[WHAT IS EXPECTED]:
Find each line with the string "arrow" and copy it.
** Start **
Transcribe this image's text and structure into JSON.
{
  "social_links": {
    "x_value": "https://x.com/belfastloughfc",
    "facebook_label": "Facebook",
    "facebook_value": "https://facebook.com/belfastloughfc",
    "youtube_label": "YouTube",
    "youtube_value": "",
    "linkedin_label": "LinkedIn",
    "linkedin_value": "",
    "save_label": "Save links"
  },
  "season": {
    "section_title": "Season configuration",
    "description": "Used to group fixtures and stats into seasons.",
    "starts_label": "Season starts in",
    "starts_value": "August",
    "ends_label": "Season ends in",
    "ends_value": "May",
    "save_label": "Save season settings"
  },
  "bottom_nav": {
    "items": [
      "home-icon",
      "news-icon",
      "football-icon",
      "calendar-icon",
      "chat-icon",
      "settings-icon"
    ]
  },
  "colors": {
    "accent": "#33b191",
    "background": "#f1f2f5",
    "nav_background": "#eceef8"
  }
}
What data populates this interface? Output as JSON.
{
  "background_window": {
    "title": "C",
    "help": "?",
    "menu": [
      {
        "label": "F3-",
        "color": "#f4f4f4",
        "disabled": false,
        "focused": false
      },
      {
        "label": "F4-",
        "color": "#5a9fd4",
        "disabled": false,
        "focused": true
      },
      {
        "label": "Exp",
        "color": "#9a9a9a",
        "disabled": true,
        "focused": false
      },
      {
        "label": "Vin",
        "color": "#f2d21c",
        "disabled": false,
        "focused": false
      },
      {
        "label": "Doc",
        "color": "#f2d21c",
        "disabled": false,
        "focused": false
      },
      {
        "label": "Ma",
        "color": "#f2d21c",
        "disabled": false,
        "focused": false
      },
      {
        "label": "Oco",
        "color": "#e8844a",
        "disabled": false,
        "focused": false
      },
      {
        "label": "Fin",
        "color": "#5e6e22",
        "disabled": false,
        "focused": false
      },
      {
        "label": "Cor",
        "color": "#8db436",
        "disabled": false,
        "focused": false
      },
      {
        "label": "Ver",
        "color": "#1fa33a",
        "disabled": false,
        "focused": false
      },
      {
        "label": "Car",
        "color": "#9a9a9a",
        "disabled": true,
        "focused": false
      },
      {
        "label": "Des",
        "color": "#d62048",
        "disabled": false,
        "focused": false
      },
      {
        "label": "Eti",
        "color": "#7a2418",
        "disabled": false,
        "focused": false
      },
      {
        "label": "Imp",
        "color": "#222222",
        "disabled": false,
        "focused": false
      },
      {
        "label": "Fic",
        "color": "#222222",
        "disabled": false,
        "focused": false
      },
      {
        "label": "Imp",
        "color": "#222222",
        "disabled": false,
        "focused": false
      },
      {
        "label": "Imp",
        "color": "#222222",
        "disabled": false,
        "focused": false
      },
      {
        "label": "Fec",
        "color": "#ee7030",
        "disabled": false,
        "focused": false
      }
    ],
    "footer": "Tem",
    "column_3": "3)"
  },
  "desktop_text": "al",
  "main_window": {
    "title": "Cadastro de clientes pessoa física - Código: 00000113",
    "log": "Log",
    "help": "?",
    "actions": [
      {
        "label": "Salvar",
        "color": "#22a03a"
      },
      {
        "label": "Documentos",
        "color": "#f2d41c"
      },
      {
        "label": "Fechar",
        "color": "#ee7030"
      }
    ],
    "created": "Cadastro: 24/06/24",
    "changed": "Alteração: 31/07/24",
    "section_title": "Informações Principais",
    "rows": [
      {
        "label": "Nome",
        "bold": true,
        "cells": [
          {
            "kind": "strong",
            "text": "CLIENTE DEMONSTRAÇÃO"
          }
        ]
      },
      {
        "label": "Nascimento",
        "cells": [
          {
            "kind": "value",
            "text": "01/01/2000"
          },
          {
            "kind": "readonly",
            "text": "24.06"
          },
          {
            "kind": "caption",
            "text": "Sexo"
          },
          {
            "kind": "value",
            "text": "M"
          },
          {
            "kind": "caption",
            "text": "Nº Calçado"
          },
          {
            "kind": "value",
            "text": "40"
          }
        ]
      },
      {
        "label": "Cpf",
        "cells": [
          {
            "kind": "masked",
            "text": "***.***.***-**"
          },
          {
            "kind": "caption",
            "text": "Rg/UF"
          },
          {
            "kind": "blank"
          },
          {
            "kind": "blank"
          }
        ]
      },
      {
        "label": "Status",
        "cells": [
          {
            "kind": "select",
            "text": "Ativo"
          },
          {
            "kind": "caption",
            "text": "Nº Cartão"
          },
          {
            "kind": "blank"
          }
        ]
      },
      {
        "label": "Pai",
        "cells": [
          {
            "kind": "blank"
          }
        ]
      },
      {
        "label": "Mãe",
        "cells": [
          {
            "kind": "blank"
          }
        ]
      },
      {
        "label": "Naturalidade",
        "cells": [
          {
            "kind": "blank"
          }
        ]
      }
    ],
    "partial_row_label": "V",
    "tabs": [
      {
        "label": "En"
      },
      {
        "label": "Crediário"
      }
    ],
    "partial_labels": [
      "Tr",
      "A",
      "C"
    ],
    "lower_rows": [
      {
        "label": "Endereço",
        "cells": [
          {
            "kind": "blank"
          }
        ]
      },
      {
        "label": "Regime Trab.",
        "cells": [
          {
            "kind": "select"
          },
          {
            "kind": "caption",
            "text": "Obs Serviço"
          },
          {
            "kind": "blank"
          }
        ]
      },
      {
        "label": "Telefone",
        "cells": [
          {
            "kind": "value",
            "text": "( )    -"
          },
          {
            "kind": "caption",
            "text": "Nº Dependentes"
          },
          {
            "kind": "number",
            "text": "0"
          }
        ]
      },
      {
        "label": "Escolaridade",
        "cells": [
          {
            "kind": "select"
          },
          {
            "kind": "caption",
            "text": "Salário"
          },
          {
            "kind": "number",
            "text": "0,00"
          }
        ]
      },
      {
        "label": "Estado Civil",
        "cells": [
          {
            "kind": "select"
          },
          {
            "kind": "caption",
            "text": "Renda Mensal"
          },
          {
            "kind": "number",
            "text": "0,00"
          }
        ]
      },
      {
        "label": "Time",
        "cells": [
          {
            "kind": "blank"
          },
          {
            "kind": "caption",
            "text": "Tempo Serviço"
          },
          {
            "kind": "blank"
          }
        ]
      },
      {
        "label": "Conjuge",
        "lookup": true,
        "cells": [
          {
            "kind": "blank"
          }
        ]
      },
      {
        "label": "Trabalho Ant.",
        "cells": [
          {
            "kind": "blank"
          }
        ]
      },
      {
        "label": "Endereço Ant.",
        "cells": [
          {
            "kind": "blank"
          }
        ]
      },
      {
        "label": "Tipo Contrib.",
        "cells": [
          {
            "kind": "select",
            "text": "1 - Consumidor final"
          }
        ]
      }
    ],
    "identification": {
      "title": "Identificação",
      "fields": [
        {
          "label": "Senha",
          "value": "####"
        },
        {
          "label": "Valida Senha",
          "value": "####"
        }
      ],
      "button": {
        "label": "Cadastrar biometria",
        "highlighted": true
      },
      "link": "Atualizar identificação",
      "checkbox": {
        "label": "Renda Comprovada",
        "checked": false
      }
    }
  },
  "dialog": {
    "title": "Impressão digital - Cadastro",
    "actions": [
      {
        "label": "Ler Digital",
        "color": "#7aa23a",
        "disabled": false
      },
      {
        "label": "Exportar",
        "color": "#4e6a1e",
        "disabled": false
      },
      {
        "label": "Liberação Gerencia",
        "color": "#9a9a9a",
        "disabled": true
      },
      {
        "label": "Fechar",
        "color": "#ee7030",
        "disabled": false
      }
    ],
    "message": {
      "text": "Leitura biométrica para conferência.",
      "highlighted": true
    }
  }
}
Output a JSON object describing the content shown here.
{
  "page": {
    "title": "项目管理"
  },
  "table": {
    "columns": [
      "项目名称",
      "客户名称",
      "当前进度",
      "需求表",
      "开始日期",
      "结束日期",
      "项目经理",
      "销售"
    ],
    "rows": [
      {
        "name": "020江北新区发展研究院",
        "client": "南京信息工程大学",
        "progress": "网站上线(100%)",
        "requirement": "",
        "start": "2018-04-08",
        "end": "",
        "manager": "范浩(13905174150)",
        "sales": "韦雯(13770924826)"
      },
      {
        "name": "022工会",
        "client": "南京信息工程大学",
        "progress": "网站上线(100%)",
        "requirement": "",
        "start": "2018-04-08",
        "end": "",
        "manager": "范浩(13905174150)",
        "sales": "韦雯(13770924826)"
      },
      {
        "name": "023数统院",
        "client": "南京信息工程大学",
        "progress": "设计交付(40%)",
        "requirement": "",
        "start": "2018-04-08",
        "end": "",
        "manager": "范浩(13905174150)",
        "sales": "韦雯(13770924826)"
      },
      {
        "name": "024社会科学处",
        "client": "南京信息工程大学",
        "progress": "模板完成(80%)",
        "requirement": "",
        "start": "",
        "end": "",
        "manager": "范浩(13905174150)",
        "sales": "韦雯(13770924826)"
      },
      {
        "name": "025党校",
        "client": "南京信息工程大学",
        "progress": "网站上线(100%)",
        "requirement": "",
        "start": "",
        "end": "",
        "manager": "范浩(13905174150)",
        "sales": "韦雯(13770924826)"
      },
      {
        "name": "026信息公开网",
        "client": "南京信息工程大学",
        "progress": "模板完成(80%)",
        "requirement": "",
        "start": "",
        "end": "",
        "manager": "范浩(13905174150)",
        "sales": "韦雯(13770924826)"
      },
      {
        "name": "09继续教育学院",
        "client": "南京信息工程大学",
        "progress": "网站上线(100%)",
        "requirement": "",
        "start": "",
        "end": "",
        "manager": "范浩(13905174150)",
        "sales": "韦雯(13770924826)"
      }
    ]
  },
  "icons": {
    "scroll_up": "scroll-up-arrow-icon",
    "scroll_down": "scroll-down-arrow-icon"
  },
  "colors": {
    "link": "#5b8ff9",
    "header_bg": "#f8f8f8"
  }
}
** End **
[EXERCISE RESPONSE]:
    "scroll_up": "scroll-up-arrow-icon",
    "scroll_down": "scroll-down-arrow-icon"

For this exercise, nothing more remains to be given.